⟨

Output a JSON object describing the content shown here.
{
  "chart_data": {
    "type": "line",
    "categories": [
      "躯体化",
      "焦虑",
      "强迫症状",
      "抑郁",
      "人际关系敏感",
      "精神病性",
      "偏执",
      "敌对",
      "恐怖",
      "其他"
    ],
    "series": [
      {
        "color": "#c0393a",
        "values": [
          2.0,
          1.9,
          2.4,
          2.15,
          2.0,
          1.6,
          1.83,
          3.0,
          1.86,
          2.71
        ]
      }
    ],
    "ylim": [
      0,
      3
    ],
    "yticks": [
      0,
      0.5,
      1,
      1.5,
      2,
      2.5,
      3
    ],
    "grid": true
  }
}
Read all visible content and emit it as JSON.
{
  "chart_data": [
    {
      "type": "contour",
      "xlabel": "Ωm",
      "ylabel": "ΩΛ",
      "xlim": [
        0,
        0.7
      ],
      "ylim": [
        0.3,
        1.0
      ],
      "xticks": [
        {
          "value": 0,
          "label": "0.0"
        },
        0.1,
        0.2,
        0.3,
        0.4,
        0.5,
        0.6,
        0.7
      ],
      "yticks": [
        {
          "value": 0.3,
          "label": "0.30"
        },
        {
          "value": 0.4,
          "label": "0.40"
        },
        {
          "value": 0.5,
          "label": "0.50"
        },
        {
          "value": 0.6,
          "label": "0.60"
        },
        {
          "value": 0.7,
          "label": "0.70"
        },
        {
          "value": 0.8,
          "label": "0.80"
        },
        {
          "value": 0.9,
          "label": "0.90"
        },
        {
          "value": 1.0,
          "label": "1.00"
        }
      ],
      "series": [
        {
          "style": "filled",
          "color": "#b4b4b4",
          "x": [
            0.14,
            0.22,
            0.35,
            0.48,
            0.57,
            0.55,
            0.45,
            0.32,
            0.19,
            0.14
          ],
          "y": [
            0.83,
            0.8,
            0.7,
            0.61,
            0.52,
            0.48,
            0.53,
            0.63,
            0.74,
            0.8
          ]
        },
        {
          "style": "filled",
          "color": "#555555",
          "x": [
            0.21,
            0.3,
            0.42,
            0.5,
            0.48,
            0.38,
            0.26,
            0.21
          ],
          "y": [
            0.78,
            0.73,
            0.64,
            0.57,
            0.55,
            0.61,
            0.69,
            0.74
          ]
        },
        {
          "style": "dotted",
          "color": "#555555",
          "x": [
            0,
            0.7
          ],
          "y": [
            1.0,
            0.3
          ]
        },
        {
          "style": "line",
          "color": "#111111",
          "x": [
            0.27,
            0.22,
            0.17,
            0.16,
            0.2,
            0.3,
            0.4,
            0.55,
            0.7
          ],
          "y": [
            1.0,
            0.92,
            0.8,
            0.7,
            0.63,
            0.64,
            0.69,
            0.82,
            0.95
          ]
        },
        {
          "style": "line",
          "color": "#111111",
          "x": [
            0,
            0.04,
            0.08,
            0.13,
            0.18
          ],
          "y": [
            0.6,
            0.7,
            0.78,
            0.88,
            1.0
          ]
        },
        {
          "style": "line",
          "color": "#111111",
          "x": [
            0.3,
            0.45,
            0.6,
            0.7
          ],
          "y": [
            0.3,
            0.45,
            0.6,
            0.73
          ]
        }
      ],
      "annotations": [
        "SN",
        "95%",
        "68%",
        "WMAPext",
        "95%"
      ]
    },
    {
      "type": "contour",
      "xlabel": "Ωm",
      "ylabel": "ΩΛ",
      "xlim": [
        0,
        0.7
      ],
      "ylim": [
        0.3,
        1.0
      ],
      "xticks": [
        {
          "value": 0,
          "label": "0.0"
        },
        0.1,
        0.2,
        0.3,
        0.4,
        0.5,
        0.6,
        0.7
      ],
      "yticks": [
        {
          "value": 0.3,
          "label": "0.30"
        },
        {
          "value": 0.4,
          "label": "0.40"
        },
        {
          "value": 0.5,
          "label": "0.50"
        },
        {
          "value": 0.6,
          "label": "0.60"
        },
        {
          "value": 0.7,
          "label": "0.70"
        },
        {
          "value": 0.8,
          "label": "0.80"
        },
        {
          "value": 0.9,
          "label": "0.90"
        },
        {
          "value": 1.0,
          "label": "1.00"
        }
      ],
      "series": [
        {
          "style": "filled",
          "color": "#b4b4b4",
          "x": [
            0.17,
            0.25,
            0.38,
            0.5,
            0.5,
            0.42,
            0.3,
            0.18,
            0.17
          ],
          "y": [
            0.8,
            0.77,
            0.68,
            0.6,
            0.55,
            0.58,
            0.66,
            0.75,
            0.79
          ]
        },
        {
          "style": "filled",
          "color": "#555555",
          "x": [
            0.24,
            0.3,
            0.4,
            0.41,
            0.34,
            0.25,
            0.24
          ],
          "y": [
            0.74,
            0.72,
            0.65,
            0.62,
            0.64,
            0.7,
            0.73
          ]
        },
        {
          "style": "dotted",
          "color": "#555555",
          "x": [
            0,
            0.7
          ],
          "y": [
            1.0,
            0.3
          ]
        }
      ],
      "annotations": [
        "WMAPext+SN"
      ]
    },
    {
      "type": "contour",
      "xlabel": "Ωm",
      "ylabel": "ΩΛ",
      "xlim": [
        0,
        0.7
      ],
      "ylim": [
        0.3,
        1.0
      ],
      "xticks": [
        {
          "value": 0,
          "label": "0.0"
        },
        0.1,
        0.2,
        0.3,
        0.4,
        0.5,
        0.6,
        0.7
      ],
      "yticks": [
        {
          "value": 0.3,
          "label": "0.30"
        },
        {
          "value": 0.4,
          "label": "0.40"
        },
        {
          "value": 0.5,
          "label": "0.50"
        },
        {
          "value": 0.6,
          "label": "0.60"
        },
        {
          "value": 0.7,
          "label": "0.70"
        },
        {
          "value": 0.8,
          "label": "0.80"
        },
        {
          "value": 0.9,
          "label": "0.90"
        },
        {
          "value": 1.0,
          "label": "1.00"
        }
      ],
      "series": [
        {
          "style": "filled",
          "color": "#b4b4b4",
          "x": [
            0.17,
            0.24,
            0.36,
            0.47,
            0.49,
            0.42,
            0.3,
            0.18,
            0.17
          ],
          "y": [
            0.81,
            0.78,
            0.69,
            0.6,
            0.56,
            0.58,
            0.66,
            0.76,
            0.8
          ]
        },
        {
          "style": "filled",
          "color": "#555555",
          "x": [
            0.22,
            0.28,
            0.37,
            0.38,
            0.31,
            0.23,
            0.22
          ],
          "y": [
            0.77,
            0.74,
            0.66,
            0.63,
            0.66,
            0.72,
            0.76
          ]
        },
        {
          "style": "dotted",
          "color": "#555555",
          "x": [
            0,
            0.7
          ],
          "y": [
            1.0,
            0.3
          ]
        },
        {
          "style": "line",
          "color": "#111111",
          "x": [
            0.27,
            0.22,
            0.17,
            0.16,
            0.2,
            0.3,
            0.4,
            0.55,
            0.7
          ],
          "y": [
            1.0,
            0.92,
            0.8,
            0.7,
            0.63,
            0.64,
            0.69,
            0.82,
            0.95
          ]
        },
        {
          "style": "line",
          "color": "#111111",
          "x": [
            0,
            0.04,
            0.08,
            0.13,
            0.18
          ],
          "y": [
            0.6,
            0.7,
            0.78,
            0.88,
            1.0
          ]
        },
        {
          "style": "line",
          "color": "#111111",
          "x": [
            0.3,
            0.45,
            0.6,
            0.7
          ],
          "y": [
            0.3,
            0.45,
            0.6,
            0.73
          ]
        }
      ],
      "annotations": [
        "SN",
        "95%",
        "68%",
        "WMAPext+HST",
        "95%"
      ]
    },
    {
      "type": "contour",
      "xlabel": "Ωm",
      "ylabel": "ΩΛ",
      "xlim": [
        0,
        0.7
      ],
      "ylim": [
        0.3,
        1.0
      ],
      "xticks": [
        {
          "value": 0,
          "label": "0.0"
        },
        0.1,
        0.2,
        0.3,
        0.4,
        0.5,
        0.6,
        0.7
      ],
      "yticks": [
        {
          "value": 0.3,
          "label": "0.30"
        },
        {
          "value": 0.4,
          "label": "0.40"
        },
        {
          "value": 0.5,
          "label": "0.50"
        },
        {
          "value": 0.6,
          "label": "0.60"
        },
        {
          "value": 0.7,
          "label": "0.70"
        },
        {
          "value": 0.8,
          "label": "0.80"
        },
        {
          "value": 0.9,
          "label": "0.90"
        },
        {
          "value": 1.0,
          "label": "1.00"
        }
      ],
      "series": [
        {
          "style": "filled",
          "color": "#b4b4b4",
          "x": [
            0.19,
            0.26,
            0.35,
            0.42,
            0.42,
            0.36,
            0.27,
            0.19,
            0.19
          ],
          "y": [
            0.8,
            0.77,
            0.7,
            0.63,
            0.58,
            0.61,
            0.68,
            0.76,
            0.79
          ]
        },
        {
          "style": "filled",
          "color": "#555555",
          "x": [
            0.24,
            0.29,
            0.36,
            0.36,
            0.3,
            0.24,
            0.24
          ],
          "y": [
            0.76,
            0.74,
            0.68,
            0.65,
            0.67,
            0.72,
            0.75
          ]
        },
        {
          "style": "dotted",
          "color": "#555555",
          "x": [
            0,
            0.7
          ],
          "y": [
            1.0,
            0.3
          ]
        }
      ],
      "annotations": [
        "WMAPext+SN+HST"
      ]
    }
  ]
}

⟩

- [Direction] Tally the lines of the data that hold the string "JSON". Answer with the number and nothing more.

- [Task answer] 2